EXERCISE DIRECTIONS:
Copy every one of the rows that follow, character for character, with no changes to any word, symbol, or number.

INPUT DATA:
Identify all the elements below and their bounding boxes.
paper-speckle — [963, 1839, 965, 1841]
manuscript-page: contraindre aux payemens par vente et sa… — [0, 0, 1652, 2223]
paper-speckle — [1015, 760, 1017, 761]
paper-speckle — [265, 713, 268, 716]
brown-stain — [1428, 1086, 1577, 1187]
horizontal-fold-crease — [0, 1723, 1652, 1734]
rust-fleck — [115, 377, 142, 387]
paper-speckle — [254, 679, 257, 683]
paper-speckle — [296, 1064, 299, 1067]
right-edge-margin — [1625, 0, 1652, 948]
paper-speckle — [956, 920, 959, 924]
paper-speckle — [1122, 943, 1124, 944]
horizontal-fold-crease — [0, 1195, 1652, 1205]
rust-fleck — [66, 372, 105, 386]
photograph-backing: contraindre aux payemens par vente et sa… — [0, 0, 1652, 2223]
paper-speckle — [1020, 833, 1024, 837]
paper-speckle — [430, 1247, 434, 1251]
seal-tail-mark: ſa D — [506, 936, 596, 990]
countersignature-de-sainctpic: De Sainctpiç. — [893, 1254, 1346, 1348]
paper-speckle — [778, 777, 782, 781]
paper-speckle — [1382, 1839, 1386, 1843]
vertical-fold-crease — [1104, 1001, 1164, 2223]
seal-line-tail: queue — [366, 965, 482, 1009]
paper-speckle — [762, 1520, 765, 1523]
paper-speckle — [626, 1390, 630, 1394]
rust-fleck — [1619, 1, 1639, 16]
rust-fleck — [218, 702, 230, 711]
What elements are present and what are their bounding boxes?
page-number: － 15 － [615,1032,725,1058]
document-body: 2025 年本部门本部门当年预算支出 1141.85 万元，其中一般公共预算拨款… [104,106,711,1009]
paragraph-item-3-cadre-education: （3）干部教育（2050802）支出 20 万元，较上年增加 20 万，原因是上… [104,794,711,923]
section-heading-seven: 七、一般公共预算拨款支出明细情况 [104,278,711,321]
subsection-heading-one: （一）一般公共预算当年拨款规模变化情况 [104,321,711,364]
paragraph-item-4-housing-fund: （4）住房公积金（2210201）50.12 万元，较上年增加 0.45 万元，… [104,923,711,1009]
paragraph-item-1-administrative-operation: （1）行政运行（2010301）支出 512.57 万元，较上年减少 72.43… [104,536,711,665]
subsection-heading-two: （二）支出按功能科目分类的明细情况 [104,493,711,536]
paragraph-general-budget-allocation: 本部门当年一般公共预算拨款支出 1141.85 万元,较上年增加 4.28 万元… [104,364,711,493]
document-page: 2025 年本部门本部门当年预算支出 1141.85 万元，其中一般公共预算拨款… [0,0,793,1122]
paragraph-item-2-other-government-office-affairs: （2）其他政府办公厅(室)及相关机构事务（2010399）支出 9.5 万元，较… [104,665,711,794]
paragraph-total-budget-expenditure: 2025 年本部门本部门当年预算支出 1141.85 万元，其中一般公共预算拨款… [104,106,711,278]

THE RESPONSE:
Identify all the elements below and their bounding boxes.
paper-speckle — [963, 1839, 965, 1841]
manuscript-page: contraindre aux payemens par vente et sa… — [0, 0, 1652, 2223]
paper-speckle — [1015, 760, 1017, 761]
paper-speckle — [265, 713, 268, 716]
brown-stain — [1428, 1086, 1577, 1187]
horizontal-fold-crease — [0, 1723, 1652, 1734]
rust-fleck — [115, 377, 142, 387]
paper-speckle — [254, 679, 257, 683]
paper-speckle — [296, 1064, 299, 1067]
right-edge-margin — [1625, 0, 1652, 948]
paper-speckle — [956, 920, 959, 924]
paper-speckle — [1122, 943, 1124, 944]
horizontal-fold-crease — [0, 1195, 1652, 1205]
rust-fleck — [66, 372, 105, 386]
photograph-backing: contraindre aux payemens par vente et sa… — [0, 0, 1652, 2223]
paper-speckle — [1020, 833, 1024, 837]
paper-speckle — [430, 1247, 434, 1251]
seal-tail-mark: ſa D — [506, 936, 596, 990]
countersignature-de-sainctpic: De Sainctpiç. — [893, 1254, 1346, 1348]
paper-speckle — [778, 777, 782, 781]
paper-speckle — [1382, 1839, 1386, 1843]
vertical-fold-crease — [1104, 1001, 1164, 2223]
seal-line-tail: queue — [366, 965, 482, 1009]
paper-speckle — [762, 1520, 765, 1523]
paper-speckle — [626, 1390, 630, 1394]
rust-fleck — [1619, 1, 1639, 16]
rust-fleck — [218, 702, 230, 711]
What elements are present and what are their bounding boxes?
page-number: － 15 － [615,1032,725,1058]
document-body: 2025 年本部门本部门当年预算支出 1141.85 万元，其中一般公共预算拨款… [104,106,711,1009]
paragraph-item-3-cadre-education: （3）干部教育（2050802）支出 20 万元，较上年增加 20 万，原因是上… [104,794,711,923]
section-heading-seven: 七、一般公共预算拨款支出明细情况 [104,278,711,321]
subsection-heading-one: （一）一般公共预算当年拨款规模变化情况 [104,321,711,364]
paragraph-item-4-housing-fund: （4）住房公积金（2210201）50.12 万元，较上年增加 0.45 万元，… [104,923,711,1009]
paragraph-item-1-administrative-operation: （1）行政运行（2010301）支出 512.57 万元，较上年减少 72.43… [104,536,711,665]
subsection-heading-two: （二）支出按功能科目分类的明细情况 [104,493,711,536]
paragraph-general-budget-allocation: 本部门当年一般公共预算拨款支出 1141.85 万元,较上年增加 4.28 万元… [104,364,711,493]
document-page: 2025 年本部门本部门当年预算支出 1141.85 万元，其中一般公共预算拨款… [0,0,793,1122]
paragraph-item-2-other-government-office-affairs: （2）其他政府办公厅(室)及相关机构事务（2010399）支出 9.5 万元，较… [104,665,711,794]
paragraph-total-budget-expenditure: 2025 年本部门本部门当年预算支出 1141.85 万元，其中一般公共预算拨款… [104,106,711,278]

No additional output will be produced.